TASK DATA ▸
- - - - -
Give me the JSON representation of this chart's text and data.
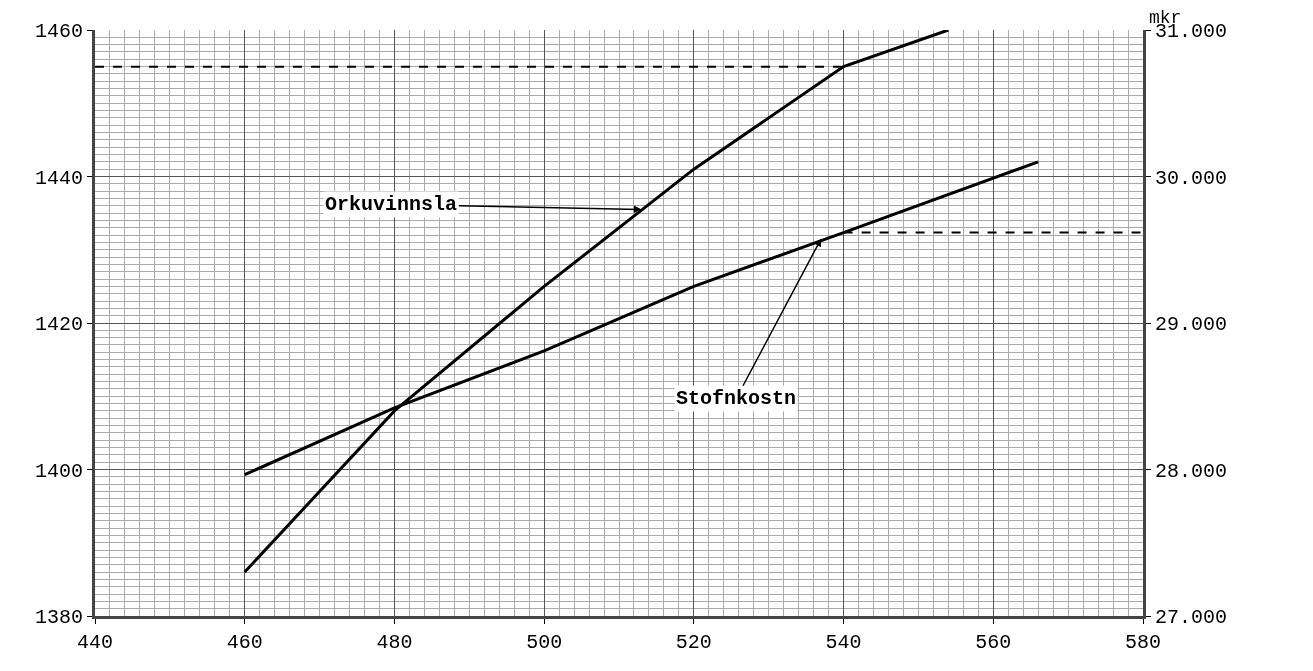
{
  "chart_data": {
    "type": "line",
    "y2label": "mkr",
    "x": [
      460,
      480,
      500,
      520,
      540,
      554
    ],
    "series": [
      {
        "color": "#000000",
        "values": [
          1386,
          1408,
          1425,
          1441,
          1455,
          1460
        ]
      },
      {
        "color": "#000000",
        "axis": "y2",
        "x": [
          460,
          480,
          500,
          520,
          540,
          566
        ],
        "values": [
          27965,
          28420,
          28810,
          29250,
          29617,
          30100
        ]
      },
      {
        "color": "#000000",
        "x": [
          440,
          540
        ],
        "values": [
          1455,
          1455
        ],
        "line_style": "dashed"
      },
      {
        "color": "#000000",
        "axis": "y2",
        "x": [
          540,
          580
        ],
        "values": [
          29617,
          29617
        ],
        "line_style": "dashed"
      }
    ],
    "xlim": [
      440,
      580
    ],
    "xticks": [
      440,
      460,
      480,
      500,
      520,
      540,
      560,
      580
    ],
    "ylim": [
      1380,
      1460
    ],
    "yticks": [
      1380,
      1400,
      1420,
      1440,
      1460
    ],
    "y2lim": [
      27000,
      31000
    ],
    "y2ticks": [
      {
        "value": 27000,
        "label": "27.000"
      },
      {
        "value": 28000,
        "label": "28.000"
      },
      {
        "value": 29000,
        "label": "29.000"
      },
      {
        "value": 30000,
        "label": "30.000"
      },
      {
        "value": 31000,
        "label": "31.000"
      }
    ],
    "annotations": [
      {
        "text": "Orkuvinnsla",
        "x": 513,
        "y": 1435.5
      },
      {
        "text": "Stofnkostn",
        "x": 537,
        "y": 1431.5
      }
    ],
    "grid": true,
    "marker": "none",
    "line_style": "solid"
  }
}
- - - - -
PROBLEM ▸ Set down the records in full and exactly. Do not carry over any image.

SOLUTION TO THIS TASK ▸
Give me the JSON representation of this chart's text and data.
{
  "chart_data": {
    "type": "line",
    "y2label": "mkr",
    "x": [
      460,
      480,
      500,
      520,
      540,
      554
    ],
    "series": [
      {
        "color": "#000000",
        "values": [
          1386,
          1408,
          1425,
          1441,
          1455,
          1460
        ]
      },
      {
        "color": "#000000",
        "axis": "y2",
        "x": [
          460,
          480,
          500,
          520,
          540,
          566
        ],
        "values": [
          27965,
          28420,
          28810,
          29250,
          29617,
          30100
        ]
      },
      {
        "color": "#000000",
        "x": [
          440,
          540
        ],
        "values": [
          1455,
          1455
        ],
        "line_style": "dashed"
      },
      {
        "color": "#000000",
        "axis": "y2",
        "x": [
          540,
          580
        ],
        "values": [
          29617,
          29617
        ],
        "line_style": "dashed"
      }
    ],
    "xlim": [
      440,
      580
    ],
    "xticks": [
      440,
      460,
      480,
      500,
      520,
      540,
      560,
      580
    ],
    "ylim": [
      1380,
      1460
    ],
    "yticks": [
      1380,
      1400,
      1420,
      1440,
      1460
    ],
    "y2lim": [
      27000,
      31000
    ],
    "y2ticks": [
      {
        "value": 27000,
        "label": "27.000"
      },
      {
        "value": 28000,
        "label": "28.000"
      },
      {
        "value": 29000,
        "label": "29.000"
      },
      {
        "value": 30000,
        "label": "30.000"
      },
      {
        "value": 31000,
        "label": "31.000"
      }
    ],
    "annotations": [
      {
        "text": "Orkuvinnsla",
        "x": 513,
        "y": 1435.5
      },
      {
        "text": "Stofnkostn",
        "x": 537,
        "y": 1431.5
      }
    ],
    "grid": true,
    "marker": "none",
    "line_style": "solid"
  }
}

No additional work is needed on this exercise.